• Data listing
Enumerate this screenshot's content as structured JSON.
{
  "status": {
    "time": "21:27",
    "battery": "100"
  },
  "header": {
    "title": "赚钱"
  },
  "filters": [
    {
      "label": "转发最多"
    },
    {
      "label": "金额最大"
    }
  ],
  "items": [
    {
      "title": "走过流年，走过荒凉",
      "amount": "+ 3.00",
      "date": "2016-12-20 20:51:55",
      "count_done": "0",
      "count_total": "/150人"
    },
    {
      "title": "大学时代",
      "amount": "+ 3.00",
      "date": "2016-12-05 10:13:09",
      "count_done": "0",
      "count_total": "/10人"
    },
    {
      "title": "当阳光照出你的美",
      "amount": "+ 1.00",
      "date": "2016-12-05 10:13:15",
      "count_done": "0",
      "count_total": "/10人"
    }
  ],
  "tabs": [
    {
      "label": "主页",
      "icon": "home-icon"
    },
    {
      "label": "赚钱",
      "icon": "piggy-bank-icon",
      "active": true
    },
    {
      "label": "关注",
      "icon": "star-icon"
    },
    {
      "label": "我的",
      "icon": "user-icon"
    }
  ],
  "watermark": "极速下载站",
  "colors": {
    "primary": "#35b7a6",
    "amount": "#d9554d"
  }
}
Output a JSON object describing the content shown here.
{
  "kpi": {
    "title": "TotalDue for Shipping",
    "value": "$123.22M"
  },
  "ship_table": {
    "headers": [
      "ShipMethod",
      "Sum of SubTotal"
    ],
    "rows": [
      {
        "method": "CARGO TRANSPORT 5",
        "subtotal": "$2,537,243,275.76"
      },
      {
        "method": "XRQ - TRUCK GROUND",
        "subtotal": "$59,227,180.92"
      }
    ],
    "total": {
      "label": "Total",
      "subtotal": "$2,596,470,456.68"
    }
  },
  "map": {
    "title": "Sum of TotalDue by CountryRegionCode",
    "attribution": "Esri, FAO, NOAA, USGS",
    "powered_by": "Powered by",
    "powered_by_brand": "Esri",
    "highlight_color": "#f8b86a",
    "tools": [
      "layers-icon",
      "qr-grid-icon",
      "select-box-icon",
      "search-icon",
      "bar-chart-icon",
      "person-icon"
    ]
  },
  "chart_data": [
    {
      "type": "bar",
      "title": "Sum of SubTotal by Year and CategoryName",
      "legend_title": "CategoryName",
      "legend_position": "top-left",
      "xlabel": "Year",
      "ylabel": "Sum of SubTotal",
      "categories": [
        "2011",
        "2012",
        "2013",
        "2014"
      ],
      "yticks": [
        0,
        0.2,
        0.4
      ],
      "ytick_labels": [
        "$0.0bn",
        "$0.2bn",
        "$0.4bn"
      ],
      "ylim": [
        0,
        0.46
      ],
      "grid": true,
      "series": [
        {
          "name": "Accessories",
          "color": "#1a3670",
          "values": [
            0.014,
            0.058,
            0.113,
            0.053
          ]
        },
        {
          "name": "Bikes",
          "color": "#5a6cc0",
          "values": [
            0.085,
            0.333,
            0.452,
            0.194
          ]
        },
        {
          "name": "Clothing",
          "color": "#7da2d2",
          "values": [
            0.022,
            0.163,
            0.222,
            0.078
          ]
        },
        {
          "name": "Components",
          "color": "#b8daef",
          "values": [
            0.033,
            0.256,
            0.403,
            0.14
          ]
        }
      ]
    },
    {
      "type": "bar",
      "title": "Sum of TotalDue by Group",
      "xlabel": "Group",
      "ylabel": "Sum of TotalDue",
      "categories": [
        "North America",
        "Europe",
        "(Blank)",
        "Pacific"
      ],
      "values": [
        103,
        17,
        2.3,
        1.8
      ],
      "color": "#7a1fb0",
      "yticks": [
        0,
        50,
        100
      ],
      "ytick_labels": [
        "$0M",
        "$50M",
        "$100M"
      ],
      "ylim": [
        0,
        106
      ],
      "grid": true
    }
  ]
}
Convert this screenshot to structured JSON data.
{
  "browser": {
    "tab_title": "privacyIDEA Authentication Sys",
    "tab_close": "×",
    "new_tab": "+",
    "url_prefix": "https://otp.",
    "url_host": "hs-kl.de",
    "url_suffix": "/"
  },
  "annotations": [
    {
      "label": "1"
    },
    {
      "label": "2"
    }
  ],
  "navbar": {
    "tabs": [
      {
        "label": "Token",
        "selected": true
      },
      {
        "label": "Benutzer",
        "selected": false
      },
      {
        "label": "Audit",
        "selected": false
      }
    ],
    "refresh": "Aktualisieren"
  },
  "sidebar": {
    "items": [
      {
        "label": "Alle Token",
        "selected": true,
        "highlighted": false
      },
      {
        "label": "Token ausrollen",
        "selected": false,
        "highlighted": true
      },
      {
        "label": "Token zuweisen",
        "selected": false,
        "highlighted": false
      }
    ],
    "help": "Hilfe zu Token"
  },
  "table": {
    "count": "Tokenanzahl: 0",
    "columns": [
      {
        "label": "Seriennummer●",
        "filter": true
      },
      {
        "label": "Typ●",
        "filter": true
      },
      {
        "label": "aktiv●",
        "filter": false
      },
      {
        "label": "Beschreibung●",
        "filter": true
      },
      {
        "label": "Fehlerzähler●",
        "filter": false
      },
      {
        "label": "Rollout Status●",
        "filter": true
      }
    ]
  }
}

• Given instruction
Every line of the data above should be copied exactly.

• Answer in full
Enumerate this screenshot's content as structured JSON.
{
  "status": {
    "time": "21:27",
    "battery": "100"
  },
  "header": {
    "title": "赚钱"
  },
  "filters": [
    {
      "label": "转发最多"
    },
    {
      "label": "金额最大"
    }
  ],
  "items": [
    {
      "title": "走过流年，走过荒凉",
      "amount": "+ 3.00",
      "date": "2016-12-20 20:51:55",
      "count_done": "0",
      "count_total": "/150人"
    },
    {
      "title": "大学时代",
      "amount": "+ 3.00",
      "date": "2016-12-05 10:13:09",
      "count_done": "0",
      "count_total": "/10人"
    },
    {
      "title": "当阳光照出你的美",
      "amount": "+ 1.00",
      "date": "2016-12-05 10:13:15",
      "count_done": "0",
      "count_total": "/10人"
    }
  ],
  "tabs": [
    {
      "label": "主页",
      "icon": "home-icon"
    },
    {
      "label": "赚钱",
      "icon": "piggy-bank-icon",
      "active": true
    },
    {
      "label": "关注",
      "icon": "star-icon"
    },
    {
      "label": "我的",
      "icon": "user-icon"
    }
  ],
  "watermark": "极速下载站",
  "colors": {
    "primary": "#35b7a6",
    "amount": "#d9554d"
  }
}
Output a JSON object describing the content shown here.
{
  "kpi": {
    "title": "TotalDue for Shipping",
    "value": "$123.22M"
  },
  "ship_table": {
    "headers": [
      "ShipMethod",
      "Sum of SubTotal"
    ],
    "rows": [
      {
        "method": "CARGO TRANSPORT 5",
        "subtotal": "$2,537,243,275.76"
      },
      {
        "method": "XRQ - TRUCK GROUND",
        "subtotal": "$59,227,180.92"
      }
    ],
    "total": {
      "label": "Total",
      "subtotal": "$2,596,470,456.68"
    }
  },
  "map": {
    "title": "Sum of TotalDue by CountryRegionCode",
    "attribution": "Esri, FAO, NOAA, USGS",
    "powered_by": "Powered by",
    "powered_by_brand": "Esri",
    "highlight_color": "#f8b86a",
    "tools": [
      "layers-icon",
      "qr-grid-icon",
      "select-box-icon",
      "search-icon",
      "bar-chart-icon",
      "person-icon"
    ]
  },
  "chart_data": [
    {
      "type": "bar",
      "title": "Sum of SubTotal by Year and CategoryName",
      "legend_title": "CategoryName",
      "legend_position": "top-left",
      "xlabel": "Year",
      "ylabel": "Sum of SubTotal",
      "categories": [
        "2011",
        "2012",
        "2013",
        "2014"
      ],
      "yticks": [
        0,
        0.2,
        0.4
      ],
      "ytick_labels": [
        "$0.0bn",
        "$0.2bn",
        "$0.4bn"
      ],
      "ylim": [
        0,
        0.46
      ],
      "grid": true,
      "series": [
        {
          "name": "Accessories",
          "color": "#1a3670",
          "values": [
            0.014,
            0.058,
            0.113,
            0.053
          ]
        },
        {
          "name": "Bikes",
          "color": "#5a6cc0",
          "values": [
            0.085,
            0.333,
            0.452,
            0.194
          ]
        },
        {
          "name": "Clothing",
          "color": "#7da2d2",
          "values": [
            0.022,
            0.163,
            0.222,
            0.078
          ]
        },
        {
          "name": "Components",
          "color": "#b8daef",
          "values": [
            0.033,
            0.256,
            0.403,
            0.14
          ]
        }
      ]
    },
    {
      "type": "bar",
      "title": "Sum of TotalDue by Group",
      "xlabel": "Group",
      "ylabel": "Sum of TotalDue",
      "categories": [
        "North America",
        "Europe",
        "(Blank)",
        "Pacific"
      ],
      "values": [
        103,
        17,
        2.3,
        1.8
      ],
      "color": "#7a1fb0",
      "yticks": [
        0,
        50,
        100
      ],
      "ytick_labels": [
        "$0M",
        "$50M",
        "$100M"
      ],
      "ylim": [
        0,
        106
      ],
      "grid": true
    }
  ]
}
Convert this screenshot to structured JSON data.
{
  "browser": {
    "tab_title": "privacyIDEA Authentication Sys",
    "tab_close": "×",
    "new_tab": "+",
    "url_prefix": "https://otp.",
    "url_host": "hs-kl.de",
    "url_suffix": "/"
  },
  "annotations": [
    {
      "label": "1"
    },
    {
      "label": "2"
    }
  ],
  "navbar": {
    "tabs": [
      {
        "label": "Token",
        "selected": true
      },
      {
        "label": "Benutzer",
        "selected": false
      },
      {
        "label": "Audit",
        "selected": false
      }
    ],
    "refresh": "Aktualisieren"
  },
  "sidebar": {
    "items": [
      {
        "label": "Alle Token",
        "selected": true,
        "highlighted": false
      },
      {
        "label": "Token ausrollen",
        "selected": false,
        "highlighted": true
      },
      {
        "label": "Token zuweisen",
        "selected": false,
        "highlighted": false
      }
    ],
    "help": "Hilfe zu Token"
  },
  "table": {
    "count": "Tokenanzahl: 0",
    "columns": [
      {
        "label": "Seriennummer●",
        "filter": true
      },
      {
        "label": "Typ●",
        "filter": true
      },
      {
        "label": "aktiv●",
        "filter": false
      },
      {
        "label": "Beschreibung●",
        "filter": true
      },
      {
        "label": "Fehlerzähler●",
        "filter": false
      },
      {
        "label": "Rollout Status●",
        "filter": true
      }
    ]
  }
}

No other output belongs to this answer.